• [Data records]
/---

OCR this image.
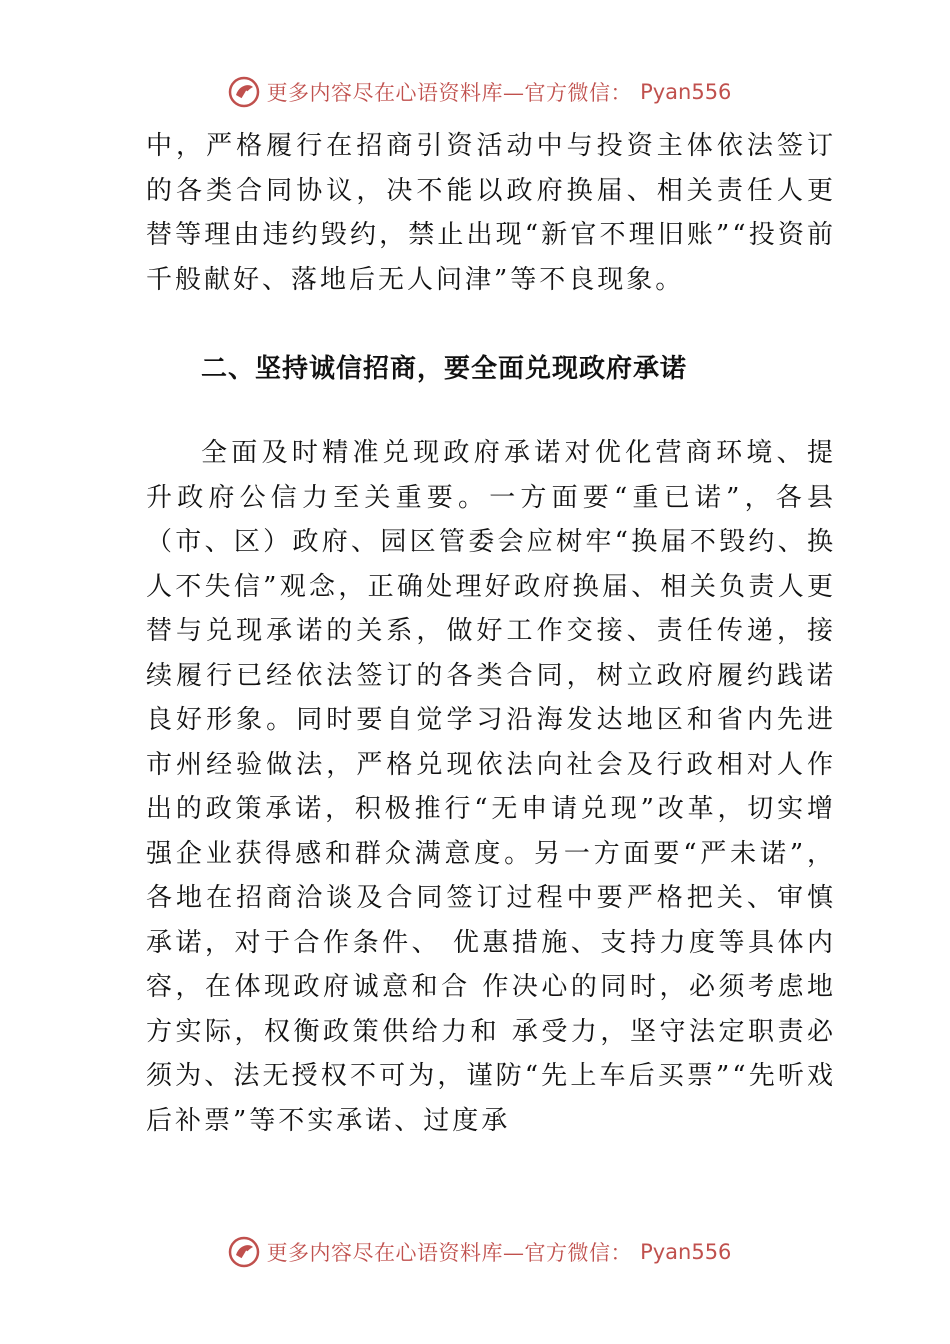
更多内容尽在心语资料库—官方微信： Pyan556

中，严格履行在招商引资活动中与投资主体依法签订的各类合同协议，决不能以政府换届、相关责任人更替等理由违约毁约，禁止出现“新官不理旧账”“投资前千般献好、落地后无人问津”等不良现象。

二、坚持诚信招商，要全面兑现政府承诺

全面及时精准兑现政府承诺对优化营商环境、提升政府公信力至关重要。一方面要“重已诺”，各县（市、区）政府、园区管委会应树牢“换届不毁约、换人不失信”观念，正确处理好政府换届、相关负责人更替与兑现承诺的关系，做好工作交接、责任传递，接续履行已经依法签订的各类合同，树立政府履约践诺良好形象。同时要自觉学习沿海发达地区和省内先进市州经验做法，严格兑现依法向社会及行政相对人作出的政策承诺，积极推行“无申请兑现”改革，切实增强企业获得感和群众满意度。另一方面要“严未诺”，各地在招商洽谈及合同签订过程中要严格把关、审慎承诺，对于合作条件、 优惠措施、支持力度等具体内容，在体现政府诚意和合 作决心的同时，必须考虑地方实际，权衡政策供给力和 承受力，坚守法定职责必须为、法无授权不可为，谨防“先上车后买票”“先听戏后补票”等不实承诺、过度承

更多内容尽在心语资料库—官方微信： Pyan556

\---

• [WHAT YOU ARE ASKED TO DO]
Leave the pictures out and reproduce each record exactly as written.

• [FINAL ANSWER]
OCR this image.
更多内容尽在心语资料库—官方微信： Pyan556

中，严格履行在招商引资活动中与投资主体依法签订的各类合同协议，决不能以政府换届、相关责任人更替等理由违约毁约，禁止出现“新官不理旧账”“投资前千般献好、落地后无人问津”等不良现象。

二、坚持诚信招商，要全面兑现政府承诺

全面及时精准兑现政府承诺对优化营商环境、提升政府公信力至关重要。一方面要“重已诺”，各县（市、区）政府、园区管委会应树牢“换届不毁约、换人不失信”观念，正确处理好政府换届、相关负责人更替与兑现承诺的关系，做好工作交接、责任传递，接续履行已经依法签订的各类合同，树立政府履约践诺良好形象。同时要自觉学习沿海发达地区和省内先进市州经验做法，严格兑现依法向社会及行政相对人作出的政策承诺，积极推行“无申请兑现”改革，切实增强企业获得感和群众满意度。另一方面要“严未诺”，各地在招商洽谈及合同签订过程中要严格把关、审慎承诺，对于合作条件、 优惠措施、支持力度等具体内容，在体现政府诚意和合 作决心的同时，必须考虑地方实际，权衡政策供给力和 承受力，坚守法定职责必须为、法无授权不可为，谨防“先上车后买票”“先听戏后补票”等不实承诺、过度承

更多内容尽在心语资料库—官方微信： Pyan556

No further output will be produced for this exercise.